— begin —
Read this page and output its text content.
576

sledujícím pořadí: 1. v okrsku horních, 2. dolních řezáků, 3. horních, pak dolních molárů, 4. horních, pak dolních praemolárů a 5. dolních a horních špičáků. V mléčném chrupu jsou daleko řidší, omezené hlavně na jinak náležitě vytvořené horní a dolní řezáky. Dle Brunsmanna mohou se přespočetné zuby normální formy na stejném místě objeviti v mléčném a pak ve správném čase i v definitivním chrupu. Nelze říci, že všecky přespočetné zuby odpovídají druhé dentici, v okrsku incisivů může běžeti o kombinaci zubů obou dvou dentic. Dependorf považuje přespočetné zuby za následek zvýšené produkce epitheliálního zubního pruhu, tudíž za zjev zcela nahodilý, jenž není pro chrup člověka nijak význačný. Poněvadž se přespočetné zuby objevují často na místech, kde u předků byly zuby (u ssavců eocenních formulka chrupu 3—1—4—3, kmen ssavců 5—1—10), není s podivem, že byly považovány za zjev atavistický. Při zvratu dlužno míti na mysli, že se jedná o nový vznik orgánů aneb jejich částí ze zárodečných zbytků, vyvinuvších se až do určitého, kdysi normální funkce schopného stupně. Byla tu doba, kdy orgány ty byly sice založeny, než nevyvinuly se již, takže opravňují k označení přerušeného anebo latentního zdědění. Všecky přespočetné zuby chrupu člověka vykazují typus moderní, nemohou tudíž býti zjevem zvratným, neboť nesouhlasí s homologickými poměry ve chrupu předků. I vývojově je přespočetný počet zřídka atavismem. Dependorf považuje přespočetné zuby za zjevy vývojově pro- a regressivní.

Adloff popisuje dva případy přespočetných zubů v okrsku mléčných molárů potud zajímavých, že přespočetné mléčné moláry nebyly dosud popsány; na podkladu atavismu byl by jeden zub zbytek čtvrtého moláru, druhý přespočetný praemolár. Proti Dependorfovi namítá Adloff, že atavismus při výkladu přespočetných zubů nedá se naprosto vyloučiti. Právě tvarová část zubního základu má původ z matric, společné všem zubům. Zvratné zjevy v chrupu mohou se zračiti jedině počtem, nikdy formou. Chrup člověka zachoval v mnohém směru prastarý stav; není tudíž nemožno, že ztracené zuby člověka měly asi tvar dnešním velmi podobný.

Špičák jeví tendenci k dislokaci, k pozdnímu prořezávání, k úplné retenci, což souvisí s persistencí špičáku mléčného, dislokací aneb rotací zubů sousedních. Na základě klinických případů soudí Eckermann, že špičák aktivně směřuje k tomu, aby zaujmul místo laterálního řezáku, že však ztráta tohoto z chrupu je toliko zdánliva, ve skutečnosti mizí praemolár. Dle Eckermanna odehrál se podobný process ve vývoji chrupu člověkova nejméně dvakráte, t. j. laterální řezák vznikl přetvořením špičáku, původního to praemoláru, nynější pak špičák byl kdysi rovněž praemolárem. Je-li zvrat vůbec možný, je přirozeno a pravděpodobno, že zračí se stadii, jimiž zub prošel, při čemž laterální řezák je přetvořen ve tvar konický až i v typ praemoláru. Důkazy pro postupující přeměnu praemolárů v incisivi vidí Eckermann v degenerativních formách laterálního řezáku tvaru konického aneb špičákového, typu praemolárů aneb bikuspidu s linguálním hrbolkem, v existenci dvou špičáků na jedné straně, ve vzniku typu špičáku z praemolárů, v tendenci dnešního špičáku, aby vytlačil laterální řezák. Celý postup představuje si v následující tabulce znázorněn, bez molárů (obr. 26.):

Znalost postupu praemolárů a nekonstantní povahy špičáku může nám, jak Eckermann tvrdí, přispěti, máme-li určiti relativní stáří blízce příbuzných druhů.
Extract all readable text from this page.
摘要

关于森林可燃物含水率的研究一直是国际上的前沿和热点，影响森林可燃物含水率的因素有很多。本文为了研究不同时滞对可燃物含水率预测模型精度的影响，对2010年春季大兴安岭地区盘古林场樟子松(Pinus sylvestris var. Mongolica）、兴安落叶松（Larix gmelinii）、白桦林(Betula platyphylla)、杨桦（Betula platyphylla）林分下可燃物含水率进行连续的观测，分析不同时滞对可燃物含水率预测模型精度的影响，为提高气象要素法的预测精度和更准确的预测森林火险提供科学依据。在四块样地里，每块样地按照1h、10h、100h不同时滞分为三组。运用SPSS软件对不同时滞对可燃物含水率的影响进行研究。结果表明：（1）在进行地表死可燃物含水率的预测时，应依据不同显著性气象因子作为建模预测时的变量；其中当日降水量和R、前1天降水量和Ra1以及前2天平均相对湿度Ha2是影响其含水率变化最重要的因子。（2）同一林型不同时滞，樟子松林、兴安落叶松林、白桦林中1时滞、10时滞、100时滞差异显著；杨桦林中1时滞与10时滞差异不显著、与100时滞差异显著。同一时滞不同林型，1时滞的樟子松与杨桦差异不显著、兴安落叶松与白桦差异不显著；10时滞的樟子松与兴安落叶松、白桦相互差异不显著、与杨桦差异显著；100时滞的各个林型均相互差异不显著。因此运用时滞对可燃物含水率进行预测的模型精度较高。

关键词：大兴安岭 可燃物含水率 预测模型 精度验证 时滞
— end —
Written exercise ::
Above are the records; copy all of them exactly.

Completed task ::
Read this page and output its text content.
576

sledujícím pořadí: 1. v okrsku horních, 2. dolních řezáků, 3. horních, pak dolních molárů, 4. horních, pak dolních praemolárů a 5. dolních a horních špičáků. V mléčném chrupu jsou daleko řidší, omezené hlavně na jinak náležitě vytvořené horní a dolní řezáky. Dle Brunsmanna mohou se přespočetné zuby normální formy na stejném místě objeviti v mléčném a pak ve správném čase i v definitivním chrupu. Nelze říci, že všecky přespočetné zuby odpovídají druhé dentici, v okrsku incisivů může běžeti o kombinaci zubů obou dvou dentic. Dependorf považuje přespočetné zuby za následek zvýšené produkce epitheliálního zubního pruhu, tudíž za zjev zcela nahodilý, jenž není pro chrup člověka nijak význačný. Poněvadž se přespočetné zuby objevují často na místech, kde u předků byly zuby (u ssavců eocenních formulka chrupu 3—1—4—3, kmen ssavců 5—1—10), není s podivem, že byly považovány za zjev atavistický. Při zvratu dlužno míti na mysli, že se jedná o nový vznik orgánů aneb jejich částí ze zárodečných zbytků, vyvinuvších se až do určitého, kdysi normální funkce schopného stupně. Byla tu doba, kdy orgány ty byly sice založeny, než nevyvinuly se již, takže opravňují k označení přerušeného anebo latentního zdědění. Všecky přespočetné zuby chrupu člověka vykazují typus moderní, nemohou tudíž býti zjevem zvratným, neboť nesouhlasí s homologickými poměry ve chrupu předků. I vývojově je přespočetný počet zřídka atavismem. Dependorf považuje přespočetné zuby za zjevy vývojově pro- a regressivní.

Adloff popisuje dva případy přespočetných zubů v okrsku mléčných molárů potud zajímavých, že přespočetné mléčné moláry nebyly dosud popsány; na podkladu atavismu byl by jeden zub zbytek čtvrtého moláru, druhý přespočetný praemolár. Proti Dependorfovi namítá Adloff, že atavismus při výkladu přespočetných zubů nedá se naprosto vyloučiti. Právě tvarová část zubního základu má původ z matric, společné všem zubům. Zvratné zjevy v chrupu mohou se zračiti jedině počtem, nikdy formou. Chrup člověka zachoval v mnohém směru prastarý stav; není tudíž nemožno, že ztracené zuby člověka měly asi tvar dnešním velmi podobný.

Špičák jeví tendenci k dislokaci, k pozdnímu prořezávání, k úplné retenci, což souvisí s persistencí špičáku mléčného, dislokací aneb rotací zubů sousedních. Na základě klinických případů soudí Eckermann, že špičák aktivně směřuje k tomu, aby zaujmul místo laterálního řezáku, že však ztráta tohoto z chrupu je toliko zdánliva, ve skutečnosti mizí praemolár. Dle Eckermanna odehrál se podobný process ve vývoji chrupu člověkova nejméně dvakráte, t. j. laterální řezák vznikl přetvořením špičáku, původního to praemoláru, nynější pak špičák byl kdysi rovněž praemolárem. Je-li zvrat vůbec možný, je přirozeno a pravděpodobno, že zračí se stadii, jimiž zub prošel, při čemž laterální řezák je přetvořen ve tvar konický až i v typ praemoláru. Důkazy pro postupující přeměnu praemolárů v incisivi vidí Eckermann v degenerativních formách laterálního řezáku tvaru konického aneb špičákového, typu praemolárů aneb bikuspidu s linguálním hrbolkem, v existenci dvou špičáků na jedné straně, ve vzniku typu špičáku z praemolárů, v tendenci dnešního špičáku, aby vytlačil laterální řezák. Celý postup představuje si v následující tabulce znázorněn, bez molárů (obr. 26.):

Znalost postupu praemolárů a nekonstantní povahy špičáku může nám, jak Eckermann tvrdí, přispěti, máme-li určiti relativní stáří blízce příbuzných druhů.
Extract all readable text from this page.
摘要

关于森林可燃物含水率的研究一直是国际上的前沿和热点，影响森林可燃物含水率的因素有很多。本文为了研究不同时滞对可燃物含水率预测模型精度的影响，对2010年春季大兴安岭地区盘古林场樟子松(Pinus sylvestris var. Mongolica）、兴安落叶松（Larix gmelinii）、白桦林(Betula platyphylla)、杨桦（Betula platyphylla）林分下可燃物含水率进行连续的观测，分析不同时滞对可燃物含水率预测模型精度的影响，为提高气象要素法的预测精度和更准确的预测森林火险提供科学依据。在四块样地里，每块样地按照1h、10h、100h不同时滞分为三组。运用SPSS软件对不同时滞对可燃物含水率的影响进行研究。结果表明：（1）在进行地表死可燃物含水率的预测时，应依据不同显著性气象因子作为建模预测时的变量；其中当日降水量和R、前1天降水量和Ra1以及前2天平均相对湿度Ha2是影响其含水率变化最重要的因子。（2）同一林型不同时滞，樟子松林、兴安落叶松林、白桦林中1时滞、10时滞、100时滞差异显著；杨桦林中1时滞与10时滞差异不显著、与100时滞差异显著。同一时滞不同林型，1时滞的樟子松与杨桦差异不显著、兴安落叶松与白桦差异不显著；10时滞的樟子松与兴安落叶松、白桦相互差异不显著、与杨桦差异显著；100时滞的各个林型均相互差异不显著。因此运用时滞对可燃物含水率进行预测的模型精度较高。

关键词：大兴安岭 可燃物含水率 预测模型 精度验证 时滞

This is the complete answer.